SHORT PROBLEM: Everything in the listing except the pictures should be written out exactly.

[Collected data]

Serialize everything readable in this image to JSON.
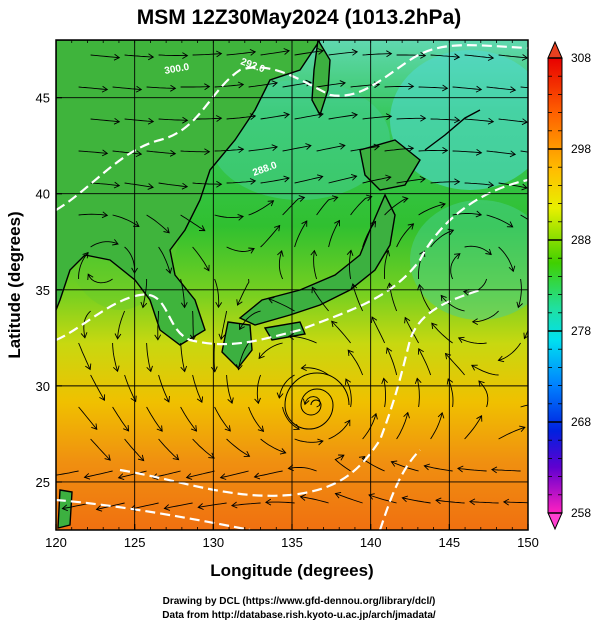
{
  "title": "MSM 12Z30May2024 (1013.2hPa)",
  "xlabel": "Longitude (degrees)",
  "ylabel": "Latitude  (degrees)",
  "x_ticks": [
    "120",
    "125",
    "130",
    "135",
    "140",
    "145",
    "150"
  ],
  "y_ticks": [
    "25",
    "30",
    "35",
    "40",
    "45"
  ],
  "colorbar": {
    "min": 258,
    "max": 308,
    "tick_labels": [
      "308",
      "298",
      "288",
      "278",
      "268",
      "258"
    ]
  },
  "credits": {
    "line1": "Drawing by DCL (https://www.gfd-dennou.org/library/dcl/)",
    "line2": "Data from http://database.rish.kyoto-u.ac.jp/arch/jmadata/"
  },
  "contour_labels": [
    "300.0",
    "292.0",
    "288.0"
  ],
  "colors": {
    "warm": "#ff8000",
    "mid": "#40c040",
    "cool": "#40e0c0",
    "contour": "#ffffff"
  },
  "chart_data": {
    "type": "heatmap",
    "xlim": [
      120,
      150
    ],
    "ylim": [
      22.5,
      48
    ],
    "legend": "right",
    "grid": true
  }
}
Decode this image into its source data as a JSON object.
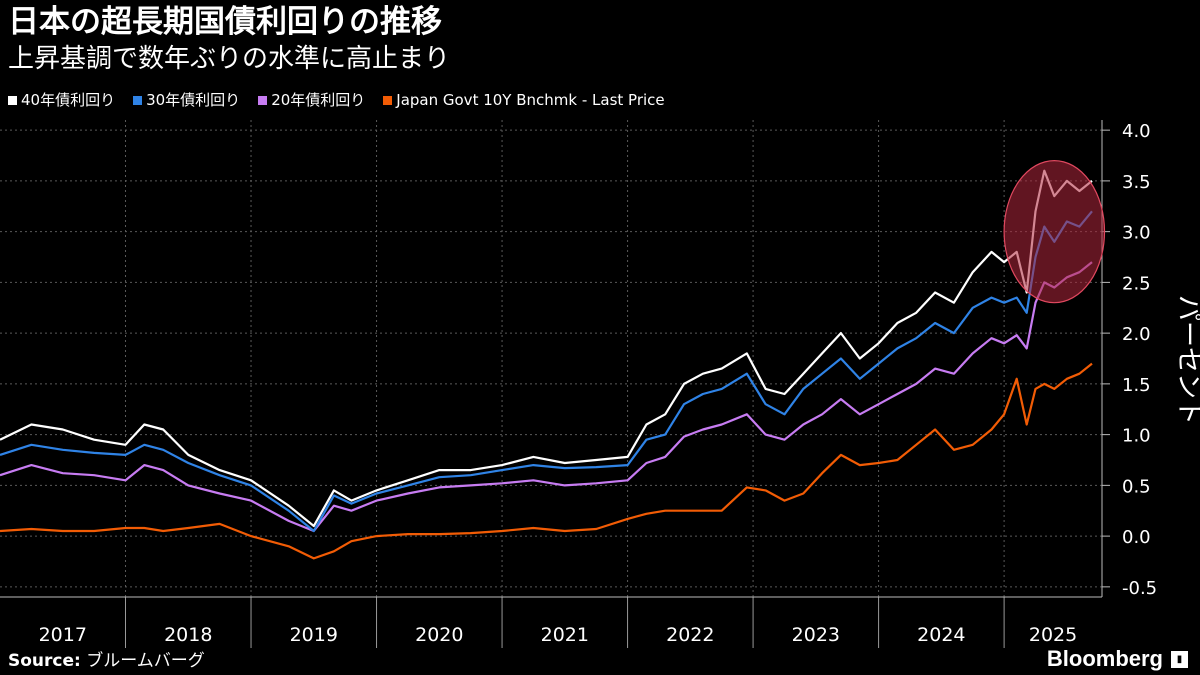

EXERCISE ANSWER:
Serialize everything readable in this image to JSON.
{
  "title": "MSM 12Z30May2024 (1013.2hPa)",
  "xlabel": "Longitude (degrees)",
  "ylabel": "Latitude  (degrees)",
  "x_ticks": [
    "120",
    "125",
    "130",
    "135",
    "140",
    "145",
    "150"
  ],
  "y_ticks": [
    "25",
    "30",
    "35",
    "40",
    "45"
  ],
  "colorbar": {
    "min": 258,
    "max": 308,
    "tick_labels": [
      "308",
      "298",
      "288",
      "278",
      "268",
      "258"
    ]
  },
  "credits": {
    "line1": "Drawing by DCL (https://www.gfd-dennou.org/library/dcl/)",
    "line2": "Data from http://database.rish.kyoto-u.ac.jp/arch/jmadata/"
  },
  "contour_labels": [
    "300.0",
    "292.0",
    "288.0"
  ],
  "colors": {
    "warm": "#ff8000",
    "mid": "#40c040",
    "cool": "#40e0c0",
    "contour": "#ffffff"
  },
  "chart_data": {
    "type": "heatmap",
    "xlim": [
      120,
      150
    ],
    "ylim": [
      22.5,
      48
    ],
    "legend": "right",
    "grid": true
  }
}
Decode this image into its source data as a JSON object.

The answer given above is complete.